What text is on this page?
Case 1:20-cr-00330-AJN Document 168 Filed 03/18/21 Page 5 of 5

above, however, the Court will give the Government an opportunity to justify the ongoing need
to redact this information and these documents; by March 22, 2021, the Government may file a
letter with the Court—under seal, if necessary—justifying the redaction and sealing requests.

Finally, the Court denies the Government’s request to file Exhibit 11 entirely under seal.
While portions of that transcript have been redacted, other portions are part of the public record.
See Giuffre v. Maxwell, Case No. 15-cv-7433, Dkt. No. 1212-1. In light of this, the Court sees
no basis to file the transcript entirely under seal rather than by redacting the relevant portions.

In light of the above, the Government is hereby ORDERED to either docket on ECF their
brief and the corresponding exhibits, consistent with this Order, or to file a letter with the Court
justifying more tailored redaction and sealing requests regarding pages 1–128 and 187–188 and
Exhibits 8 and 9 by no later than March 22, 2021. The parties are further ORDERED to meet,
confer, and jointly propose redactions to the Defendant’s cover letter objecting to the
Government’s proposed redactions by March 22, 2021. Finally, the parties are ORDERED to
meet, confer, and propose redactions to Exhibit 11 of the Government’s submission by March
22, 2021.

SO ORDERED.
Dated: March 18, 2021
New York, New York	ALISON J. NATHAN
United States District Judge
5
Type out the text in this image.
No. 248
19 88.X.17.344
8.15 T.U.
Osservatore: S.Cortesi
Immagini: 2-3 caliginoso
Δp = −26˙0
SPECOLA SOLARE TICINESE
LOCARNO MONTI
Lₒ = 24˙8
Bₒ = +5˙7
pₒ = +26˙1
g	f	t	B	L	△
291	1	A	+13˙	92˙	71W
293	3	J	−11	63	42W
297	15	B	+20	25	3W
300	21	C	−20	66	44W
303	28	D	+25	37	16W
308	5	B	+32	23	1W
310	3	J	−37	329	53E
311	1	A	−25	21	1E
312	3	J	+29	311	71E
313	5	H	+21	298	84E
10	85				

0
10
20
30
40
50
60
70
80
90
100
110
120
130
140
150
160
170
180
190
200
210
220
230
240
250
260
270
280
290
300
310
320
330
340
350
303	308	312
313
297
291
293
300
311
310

** DIRECTION **
Word for word, extract all the records.

** TASK RESPONSE **
What text is on this page?
Case 1:20-cr-00330-AJN Document 168 Filed 03/18/21 Page 5 of 5

above, however, the Court will give the Government an opportunity to justify the ongoing need
to redact this information and these documents; by March 22, 2021, the Government may file a
letter with the Court—under seal, if necessary—justifying the redaction and sealing requests.

Finally, the Court denies the Government’s request to file Exhibit 11 entirely under seal.
While portions of that transcript have been redacted, other portions are part of the public record.
See Giuffre v. Maxwell, Case No. 15-cv-7433, Dkt. No. 1212-1. In light of this, the Court sees
no basis to file the transcript entirely under seal rather than by redacting the relevant portions.

In light of the above, the Government is hereby ORDERED to either docket on ECF their
brief and the corresponding exhibits, consistent with this Order, or to file a letter with the Court
justifying more tailored redaction and sealing requests regarding pages 1–128 and 187–188 and
Exhibits 8 and 9 by no later than March 22, 2021. The parties are further ORDERED to meet,
confer, and jointly propose redactions to the Defendant’s cover letter objecting to the
Government’s proposed redactions by March 22, 2021. Finally, the parties are ORDERED to
meet, confer, and propose redactions to Exhibit 11 of the Government’s submission by March
22, 2021.

SO ORDERED.
Dated: March 18, 2021
New York, New York	ALISON J. NATHAN
United States District Judge
5
Type out the text in this image.
No. 248
19 88.X.17.344
8.15 T.U.
Osservatore: S.Cortesi
Immagini: 2-3 caliginoso
Δp = −26˙0
SPECOLA SOLARE TICINESE
LOCARNO MONTI
Lₒ = 24˙8
Bₒ = +5˙7
pₒ = +26˙1
g	f	t	B	L	△
291	1	A	+13˙	92˙	71W
293	3	J	−11	63	42W
297	15	B	+20	25	3W
300	21	C	−20	66	44W
303	28	D	+25	37	16W
308	5	B	+32	23	1W
310	3	J	−37	329	53E
311	1	A	−25	21	1E
312	3	J	+29	311	71E
313	5	H	+21	298	84E
10	85				

0
10
20
30
40
50
60
70
80
90
100
110
120
130
140
150
160
170
180
190
200
210
220
230
240
250
260
270
280
290
300
310
320
330
340
350
303	308	312
313
297
291
293
300
311
310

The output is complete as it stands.